* START *

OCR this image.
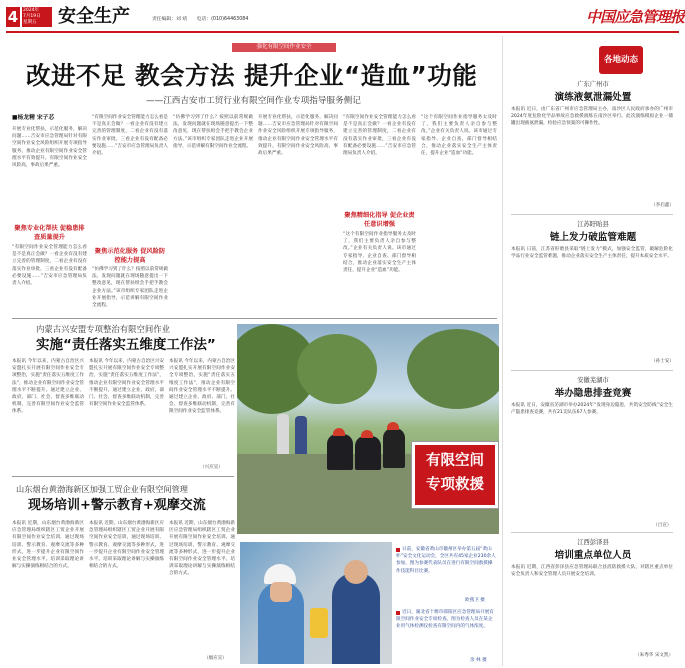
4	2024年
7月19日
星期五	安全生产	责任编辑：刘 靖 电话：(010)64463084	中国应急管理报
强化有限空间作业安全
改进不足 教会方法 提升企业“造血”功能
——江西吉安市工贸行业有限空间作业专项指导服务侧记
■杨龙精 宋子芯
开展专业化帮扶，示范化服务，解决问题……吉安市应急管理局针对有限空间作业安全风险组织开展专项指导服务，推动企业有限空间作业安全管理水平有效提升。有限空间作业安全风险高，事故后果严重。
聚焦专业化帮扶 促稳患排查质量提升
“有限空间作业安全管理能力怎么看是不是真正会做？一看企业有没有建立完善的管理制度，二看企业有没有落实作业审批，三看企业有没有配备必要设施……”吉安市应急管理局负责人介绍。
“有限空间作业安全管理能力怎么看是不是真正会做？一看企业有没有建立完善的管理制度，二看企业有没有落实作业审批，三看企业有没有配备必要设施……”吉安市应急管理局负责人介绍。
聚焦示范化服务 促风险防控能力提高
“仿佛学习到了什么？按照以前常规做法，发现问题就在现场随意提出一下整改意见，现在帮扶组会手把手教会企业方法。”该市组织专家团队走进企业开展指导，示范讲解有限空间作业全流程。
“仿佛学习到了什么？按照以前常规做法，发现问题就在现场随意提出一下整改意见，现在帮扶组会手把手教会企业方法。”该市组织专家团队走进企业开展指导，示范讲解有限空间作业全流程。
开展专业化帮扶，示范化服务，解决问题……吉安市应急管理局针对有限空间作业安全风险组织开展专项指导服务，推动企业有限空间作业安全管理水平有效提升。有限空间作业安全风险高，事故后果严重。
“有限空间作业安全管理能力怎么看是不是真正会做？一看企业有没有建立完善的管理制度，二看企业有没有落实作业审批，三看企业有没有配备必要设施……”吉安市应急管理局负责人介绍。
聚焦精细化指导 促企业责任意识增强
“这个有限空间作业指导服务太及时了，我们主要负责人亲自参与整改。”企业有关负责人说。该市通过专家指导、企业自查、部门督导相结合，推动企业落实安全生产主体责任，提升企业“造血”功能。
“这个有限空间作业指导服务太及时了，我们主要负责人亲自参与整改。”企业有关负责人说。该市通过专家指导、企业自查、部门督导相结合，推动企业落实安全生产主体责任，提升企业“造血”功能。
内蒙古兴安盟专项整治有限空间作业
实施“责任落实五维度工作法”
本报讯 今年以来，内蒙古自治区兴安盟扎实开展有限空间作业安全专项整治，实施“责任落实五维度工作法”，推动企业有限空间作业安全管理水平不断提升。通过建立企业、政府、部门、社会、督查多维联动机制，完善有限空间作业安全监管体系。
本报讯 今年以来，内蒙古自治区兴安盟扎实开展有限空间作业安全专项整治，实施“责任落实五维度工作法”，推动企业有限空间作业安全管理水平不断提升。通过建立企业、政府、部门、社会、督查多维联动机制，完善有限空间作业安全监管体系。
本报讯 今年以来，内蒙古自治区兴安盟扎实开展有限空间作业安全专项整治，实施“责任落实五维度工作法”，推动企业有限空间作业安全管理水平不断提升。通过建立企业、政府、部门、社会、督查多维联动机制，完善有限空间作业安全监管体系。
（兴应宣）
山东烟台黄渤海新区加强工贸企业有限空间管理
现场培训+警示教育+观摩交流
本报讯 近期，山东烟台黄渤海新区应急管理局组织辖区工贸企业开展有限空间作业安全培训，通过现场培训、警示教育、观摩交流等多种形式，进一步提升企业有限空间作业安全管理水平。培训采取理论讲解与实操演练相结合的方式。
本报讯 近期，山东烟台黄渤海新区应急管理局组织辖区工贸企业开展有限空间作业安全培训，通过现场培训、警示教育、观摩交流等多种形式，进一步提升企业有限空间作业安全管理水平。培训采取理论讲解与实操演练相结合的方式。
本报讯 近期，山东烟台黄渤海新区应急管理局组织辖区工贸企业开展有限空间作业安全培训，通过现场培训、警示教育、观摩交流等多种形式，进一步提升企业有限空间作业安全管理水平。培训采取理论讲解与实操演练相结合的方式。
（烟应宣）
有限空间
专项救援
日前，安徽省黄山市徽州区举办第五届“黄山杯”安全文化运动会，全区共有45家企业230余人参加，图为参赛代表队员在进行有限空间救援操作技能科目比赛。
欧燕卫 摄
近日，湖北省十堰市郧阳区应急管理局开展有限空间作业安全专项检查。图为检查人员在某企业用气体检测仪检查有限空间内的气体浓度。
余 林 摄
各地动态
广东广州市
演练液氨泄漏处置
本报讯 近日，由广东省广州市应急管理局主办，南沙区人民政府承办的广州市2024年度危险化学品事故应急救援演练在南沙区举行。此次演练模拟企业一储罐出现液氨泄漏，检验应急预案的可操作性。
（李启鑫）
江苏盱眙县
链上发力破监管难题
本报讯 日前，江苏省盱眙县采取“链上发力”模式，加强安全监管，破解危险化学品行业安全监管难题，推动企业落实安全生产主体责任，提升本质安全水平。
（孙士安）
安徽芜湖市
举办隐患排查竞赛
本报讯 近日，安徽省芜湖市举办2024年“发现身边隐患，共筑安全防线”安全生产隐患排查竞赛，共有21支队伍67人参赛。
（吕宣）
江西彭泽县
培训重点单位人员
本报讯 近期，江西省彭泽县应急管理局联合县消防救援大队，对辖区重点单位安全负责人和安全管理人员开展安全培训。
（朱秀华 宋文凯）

* END *

DIRECTIVE — In your copy of the listing above, reproduce each line exactly and omit all pictures.

SOLUTION —
OCR this image.
4	2024年
7月19日
星期五	安全生产	责任编辑：刘 靖 电话：(010)64463084	中国应急管理报
强化有限空间作业安全
改进不足 教会方法 提升企业“造血”功能
——江西吉安市工贸行业有限空间作业专项指导服务侧记
■杨龙精 宋子芯
开展专业化帮扶，示范化服务，解决问题……吉安市应急管理局针对有限空间作业安全风险组织开展专项指导服务，推动企业有限空间作业安全管理水平有效提升。有限空间作业安全风险高，事故后果严重。
聚焦专业化帮扶 促稳患排查质量提升
“有限空间作业安全管理能力怎么看是不是真正会做？一看企业有没有建立完善的管理制度，二看企业有没有落实作业审批，三看企业有没有配备必要设施……”吉安市应急管理局负责人介绍。
“有限空间作业安全管理能力怎么看是不是真正会做？一看企业有没有建立完善的管理制度，二看企业有没有落实作业审批，三看企业有没有配备必要设施……”吉安市应急管理局负责人介绍。
聚焦示范化服务 促风险防控能力提高
“仿佛学习到了什么？按照以前常规做法，发现问题就在现场随意提出一下整改意见，现在帮扶组会手把手教会企业方法。”该市组织专家团队走进企业开展指导，示范讲解有限空间作业全流程。
“仿佛学习到了什么？按照以前常规做法，发现问题就在现场随意提出一下整改意见，现在帮扶组会手把手教会企业方法。”该市组织专家团队走进企业开展指导，示范讲解有限空间作业全流程。
开展专业化帮扶，示范化服务，解决问题……吉安市应急管理局针对有限空间作业安全风险组织开展专项指导服务，推动企业有限空间作业安全管理水平有效提升。有限空间作业安全风险高，事故后果严重。
“有限空间作业安全管理能力怎么看是不是真正会做？一看企业有没有建立完善的管理制度，二看企业有没有落实作业审批，三看企业有没有配备必要设施……”吉安市应急管理局负责人介绍。
聚焦精细化指导 促企业责任意识增强
“这个有限空间作业指导服务太及时了，我们主要负责人亲自参与整改。”企业有关负责人说。该市通过专家指导、企业自查、部门督导相结合，推动企业落实安全生产主体责任，提升企业“造血”功能。
“这个有限空间作业指导服务太及时了，我们主要负责人亲自参与整改。”企业有关负责人说。该市通过专家指导、企业自查、部门督导相结合，推动企业落实安全生产主体责任，提升企业“造血”功能。
内蒙古兴安盟专项整治有限空间作业
实施“责任落实五维度工作法”
本报讯 今年以来，内蒙古自治区兴安盟扎实开展有限空间作业安全专项整治，实施“责任落实五维度工作法”，推动企业有限空间作业安全管理水平不断提升。通过建立企业、政府、部门、社会、督查多维联动机制，完善有限空间作业安全监管体系。
本报讯 今年以来，内蒙古自治区兴安盟扎实开展有限空间作业安全专项整治，实施“责任落实五维度工作法”，推动企业有限空间作业安全管理水平不断提升。通过建立企业、政府、部门、社会、督查多维联动机制，完善有限空间作业安全监管体系。
本报讯 今年以来，内蒙古自治区兴安盟扎实开展有限空间作业安全专项整治，实施“责任落实五维度工作法”，推动企业有限空间作业安全管理水平不断提升。通过建立企业、政府、部门、社会、督查多维联动机制，完善有限空间作业安全监管体系。
（兴应宣）
山东烟台黄渤海新区加强工贸企业有限空间管理
现场培训+警示教育+观摩交流
本报讯 近期，山东烟台黄渤海新区应急管理局组织辖区工贸企业开展有限空间作业安全培训，通过现场培训、警示教育、观摩交流等多种形式，进一步提升企业有限空间作业安全管理水平。培训采取理论讲解与实操演练相结合的方式。
本报讯 近期，山东烟台黄渤海新区应急管理局组织辖区工贸企业开展有限空间作业安全培训，通过现场培训、警示教育、观摩交流等多种形式，进一步提升企业有限空间作业安全管理水平。培训采取理论讲解与实操演练相结合的方式。
本报讯 近期，山东烟台黄渤海新区应急管理局组织辖区工贸企业开展有限空间作业安全培训，通过现场培训、警示教育、观摩交流等多种形式，进一步提升企业有限空间作业安全管理水平。培训采取理论讲解与实操演练相结合的方式。
（烟应宣）
有限空间
专项救援
日前，安徽省黄山市徽州区举办第五届“黄山杯”安全文化运动会，全区共有45家企业230余人参加，图为参赛代表队员在进行有限空间救援操作技能科目比赛。
欧燕卫 摄
近日，湖北省十堰市郧阳区应急管理局开展有限空间作业安全专项检查。图为检查人员在某企业用气体检测仪检查有限空间内的气体浓度。
余 林 摄
各地动态
广东广州市
演练液氨泄漏处置
本报讯 近日，由广东省广州市应急管理局主办，南沙区人民政府承办的广州市2024年度危险化学品事故应急救援演练在南沙区举行。此次演练模拟企业一储罐出现液氨泄漏，检验应急预案的可操作性。
（李启鑫）
江苏盱眙县
链上发力破监管难题
本报讯 日前，江苏省盱眙县采取“链上发力”模式，加强安全监管，破解危险化学品行业安全监管难题，推动企业落实安全生产主体责任，提升本质安全水平。
（孙士安）
安徽芜湖市
举办隐患排查竞赛
本报讯 近日，安徽省芜湖市举办2024年“发现身边隐患，共筑安全防线”安全生产隐患排查竞赛，共有21支队伍67人参赛。
（吕宣）
江西彭泽县
培训重点单位人员
本报讯 近期，江西省彭泽县应急管理局联合县消防救援大队，对辖区重点单位安全负责人和安全管理人员开展安全培训。
（朱秀华 宋文凯）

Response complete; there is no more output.